__Given instruction__: Please give the listing again in its entirety, exactly as written.

━━━━━━

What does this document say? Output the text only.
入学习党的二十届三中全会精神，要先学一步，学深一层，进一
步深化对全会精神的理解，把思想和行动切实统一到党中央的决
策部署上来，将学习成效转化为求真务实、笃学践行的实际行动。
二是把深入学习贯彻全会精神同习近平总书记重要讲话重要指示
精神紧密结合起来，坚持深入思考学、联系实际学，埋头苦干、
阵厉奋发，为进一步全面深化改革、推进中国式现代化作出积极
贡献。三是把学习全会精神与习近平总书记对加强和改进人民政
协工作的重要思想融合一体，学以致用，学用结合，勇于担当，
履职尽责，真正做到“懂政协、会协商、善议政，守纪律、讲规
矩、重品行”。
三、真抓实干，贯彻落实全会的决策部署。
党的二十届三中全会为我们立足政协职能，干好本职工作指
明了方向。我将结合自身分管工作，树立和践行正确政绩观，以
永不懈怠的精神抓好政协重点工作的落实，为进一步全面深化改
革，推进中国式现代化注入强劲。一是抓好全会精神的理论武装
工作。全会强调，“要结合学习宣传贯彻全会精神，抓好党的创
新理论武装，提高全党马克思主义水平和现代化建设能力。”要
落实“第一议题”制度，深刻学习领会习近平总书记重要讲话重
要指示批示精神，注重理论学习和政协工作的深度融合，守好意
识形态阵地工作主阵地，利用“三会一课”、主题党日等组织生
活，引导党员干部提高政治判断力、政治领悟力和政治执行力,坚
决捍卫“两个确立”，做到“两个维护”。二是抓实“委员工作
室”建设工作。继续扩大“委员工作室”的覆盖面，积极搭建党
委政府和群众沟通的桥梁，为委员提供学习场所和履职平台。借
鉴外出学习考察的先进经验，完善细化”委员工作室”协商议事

━━━━━━

__Output for this task__:
What does this document say? Output the text only.
入学习党的二十届三中全会精神，要先学一步，学深一层，进一
步深化对全会精神的理解，把思想和行动切实统一到党中央的决
策部署上来，将学习成效转化为求真务实、笃学践行的实际行动。
二是把深入学习贯彻全会精神同习近平总书记重要讲话重要指示
精神紧密结合起来，坚持深入思考学、联系实际学，埋头苦干、
阵厉奋发，为进一步全面深化改革、推进中国式现代化作出积极
贡献。三是把学习全会精神与习近平总书记对加强和改进人民政
协工作的重要思想融合一体，学以致用，学用结合，勇于担当，
履职尽责，真正做到“懂政协、会协商、善议政，守纪律、讲规
矩、重品行”。
三、真抓实干，贯彻落实全会的决策部署。
党的二十届三中全会为我们立足政协职能，干好本职工作指
明了方向。我将结合自身分管工作，树立和践行正确政绩观，以
永不懈怠的精神抓好政协重点工作的落实，为进一步全面深化改
革，推进中国式现代化注入强劲。一是抓好全会精神的理论武装
工作。全会强调，“要结合学习宣传贯彻全会精神，抓好党的创
新理论武装，提高全党马克思主义水平和现代化建设能力。”要
落实“第一议题”制度，深刻学习领会习近平总书记重要讲话重
要指示批示精神，注重理论学习和政协工作的深度融合，守好意
识形态阵地工作主阵地，利用“三会一课”、主题党日等组织生
活，引导党员干部提高政治判断力、政治领悟力和政治执行力,坚
决捍卫“两个确立”，做到“两个维护”。二是抓实“委员工作
室”建设工作。继续扩大“委员工作室”的覆盖面，积极搭建党
委政府和群众沟通的桥梁，为委员提供学习场所和履职平台。借
鉴外出学习考察的先进经验，完善细化”委员工作室”协商议事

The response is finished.